Your goal
Count how many lines contain the word "hand". Respond with the number alone.

Material provided
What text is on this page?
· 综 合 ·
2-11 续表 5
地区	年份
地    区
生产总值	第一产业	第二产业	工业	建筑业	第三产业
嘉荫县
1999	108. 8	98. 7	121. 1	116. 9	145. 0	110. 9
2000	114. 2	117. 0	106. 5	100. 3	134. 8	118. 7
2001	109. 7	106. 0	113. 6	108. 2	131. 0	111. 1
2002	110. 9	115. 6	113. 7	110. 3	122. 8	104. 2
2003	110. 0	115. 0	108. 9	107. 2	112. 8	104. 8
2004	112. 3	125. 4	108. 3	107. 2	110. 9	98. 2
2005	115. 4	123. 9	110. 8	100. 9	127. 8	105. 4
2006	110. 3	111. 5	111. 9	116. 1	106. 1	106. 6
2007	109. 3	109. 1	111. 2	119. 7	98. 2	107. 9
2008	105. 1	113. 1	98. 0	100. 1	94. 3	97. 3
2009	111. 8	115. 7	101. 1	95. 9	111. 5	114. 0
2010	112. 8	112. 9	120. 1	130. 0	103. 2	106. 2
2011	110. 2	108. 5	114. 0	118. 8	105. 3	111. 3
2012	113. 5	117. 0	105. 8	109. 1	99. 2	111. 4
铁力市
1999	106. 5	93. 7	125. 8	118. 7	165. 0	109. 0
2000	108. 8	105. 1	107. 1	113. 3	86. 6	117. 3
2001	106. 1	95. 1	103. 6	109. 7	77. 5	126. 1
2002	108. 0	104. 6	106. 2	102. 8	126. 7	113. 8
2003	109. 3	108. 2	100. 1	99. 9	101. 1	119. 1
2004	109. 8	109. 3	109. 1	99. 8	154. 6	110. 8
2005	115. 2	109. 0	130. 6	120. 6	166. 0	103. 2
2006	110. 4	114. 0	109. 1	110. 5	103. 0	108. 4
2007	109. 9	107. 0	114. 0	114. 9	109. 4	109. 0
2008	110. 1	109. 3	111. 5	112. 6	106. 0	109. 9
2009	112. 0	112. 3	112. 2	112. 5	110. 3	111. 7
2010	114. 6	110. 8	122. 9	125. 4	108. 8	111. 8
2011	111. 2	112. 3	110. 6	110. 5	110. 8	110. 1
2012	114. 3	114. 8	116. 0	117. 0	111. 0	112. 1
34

* * *

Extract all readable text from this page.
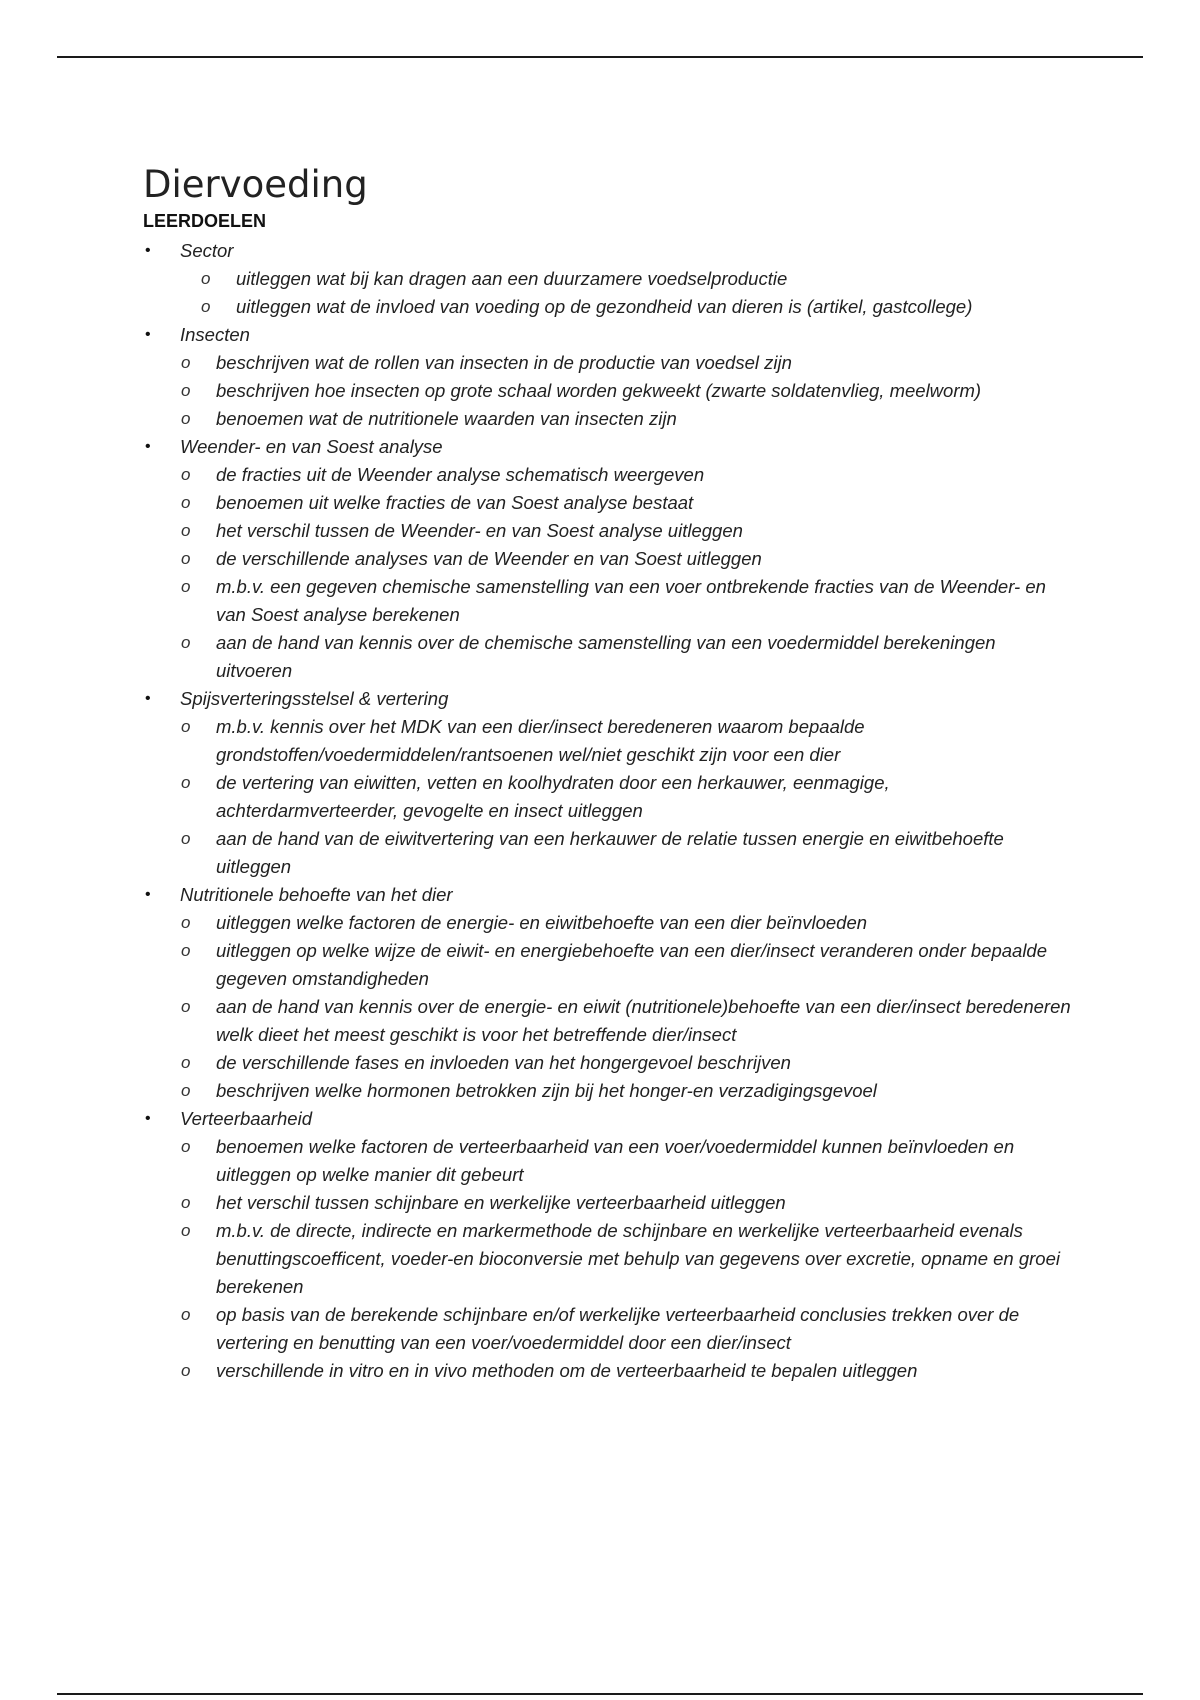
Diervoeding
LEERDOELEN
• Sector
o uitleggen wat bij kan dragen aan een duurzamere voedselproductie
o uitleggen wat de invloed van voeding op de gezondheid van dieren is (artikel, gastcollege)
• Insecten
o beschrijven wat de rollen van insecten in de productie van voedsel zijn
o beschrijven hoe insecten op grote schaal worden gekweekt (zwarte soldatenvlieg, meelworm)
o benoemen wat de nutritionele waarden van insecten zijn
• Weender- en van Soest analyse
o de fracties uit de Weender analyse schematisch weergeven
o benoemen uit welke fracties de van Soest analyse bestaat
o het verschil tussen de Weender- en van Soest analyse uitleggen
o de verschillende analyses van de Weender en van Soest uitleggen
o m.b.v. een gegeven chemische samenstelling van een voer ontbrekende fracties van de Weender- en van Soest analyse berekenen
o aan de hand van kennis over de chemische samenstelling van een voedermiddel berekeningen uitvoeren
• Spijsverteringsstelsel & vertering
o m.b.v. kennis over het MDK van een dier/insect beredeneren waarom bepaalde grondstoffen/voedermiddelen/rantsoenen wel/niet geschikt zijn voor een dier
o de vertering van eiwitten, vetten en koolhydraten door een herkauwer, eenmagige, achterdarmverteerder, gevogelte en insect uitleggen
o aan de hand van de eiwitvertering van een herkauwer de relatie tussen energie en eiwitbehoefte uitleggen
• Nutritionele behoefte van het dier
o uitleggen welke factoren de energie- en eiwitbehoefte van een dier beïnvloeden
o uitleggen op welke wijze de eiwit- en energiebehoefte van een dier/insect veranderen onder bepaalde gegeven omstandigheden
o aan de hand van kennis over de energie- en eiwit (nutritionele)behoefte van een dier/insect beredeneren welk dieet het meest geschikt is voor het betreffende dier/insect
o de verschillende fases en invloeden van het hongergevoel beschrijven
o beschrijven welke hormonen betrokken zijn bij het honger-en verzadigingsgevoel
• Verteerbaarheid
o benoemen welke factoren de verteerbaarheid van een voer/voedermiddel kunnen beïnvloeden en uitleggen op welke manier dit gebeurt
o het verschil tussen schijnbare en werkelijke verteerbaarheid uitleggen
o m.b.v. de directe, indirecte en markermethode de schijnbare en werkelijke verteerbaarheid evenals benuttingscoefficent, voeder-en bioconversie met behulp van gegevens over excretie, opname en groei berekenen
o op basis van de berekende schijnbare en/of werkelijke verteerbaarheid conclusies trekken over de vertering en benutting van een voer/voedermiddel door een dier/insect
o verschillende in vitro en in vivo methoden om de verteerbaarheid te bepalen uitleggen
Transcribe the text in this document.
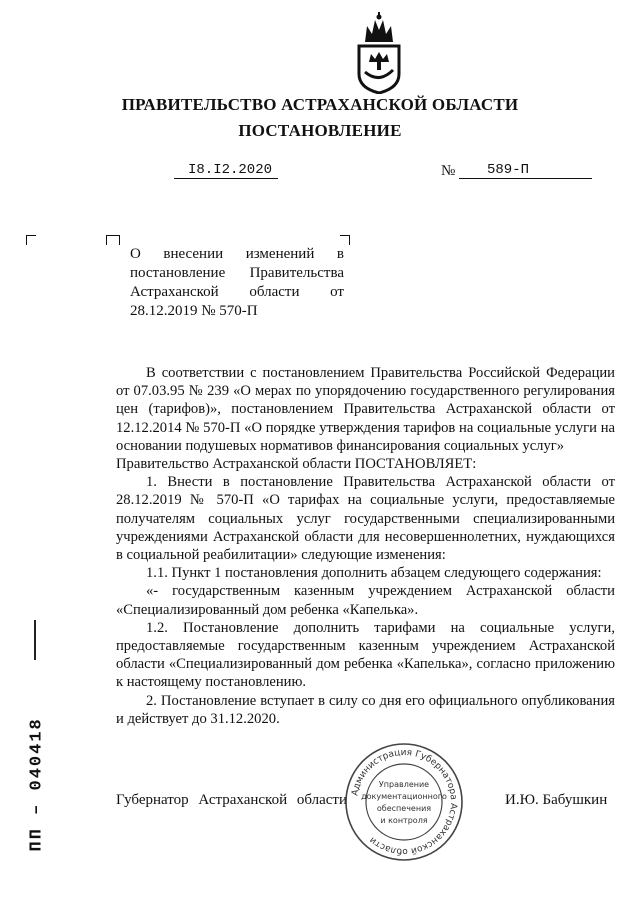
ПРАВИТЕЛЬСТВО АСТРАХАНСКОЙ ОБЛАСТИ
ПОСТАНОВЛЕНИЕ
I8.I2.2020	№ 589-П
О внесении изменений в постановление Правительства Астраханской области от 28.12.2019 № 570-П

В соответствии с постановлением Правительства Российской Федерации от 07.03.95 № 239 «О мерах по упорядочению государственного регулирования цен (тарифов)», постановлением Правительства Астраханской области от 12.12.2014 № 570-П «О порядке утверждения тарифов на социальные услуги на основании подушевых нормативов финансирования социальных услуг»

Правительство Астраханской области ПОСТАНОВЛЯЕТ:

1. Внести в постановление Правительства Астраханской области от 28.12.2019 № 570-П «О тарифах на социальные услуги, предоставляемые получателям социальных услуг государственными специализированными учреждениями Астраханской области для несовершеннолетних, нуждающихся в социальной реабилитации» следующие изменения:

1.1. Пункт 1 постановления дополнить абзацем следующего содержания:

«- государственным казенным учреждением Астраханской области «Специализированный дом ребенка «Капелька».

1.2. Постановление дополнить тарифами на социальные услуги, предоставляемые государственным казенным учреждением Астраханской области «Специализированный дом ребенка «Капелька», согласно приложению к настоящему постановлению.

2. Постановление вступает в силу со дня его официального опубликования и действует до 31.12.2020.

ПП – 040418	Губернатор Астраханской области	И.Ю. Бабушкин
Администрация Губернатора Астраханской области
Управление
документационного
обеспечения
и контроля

Solution
3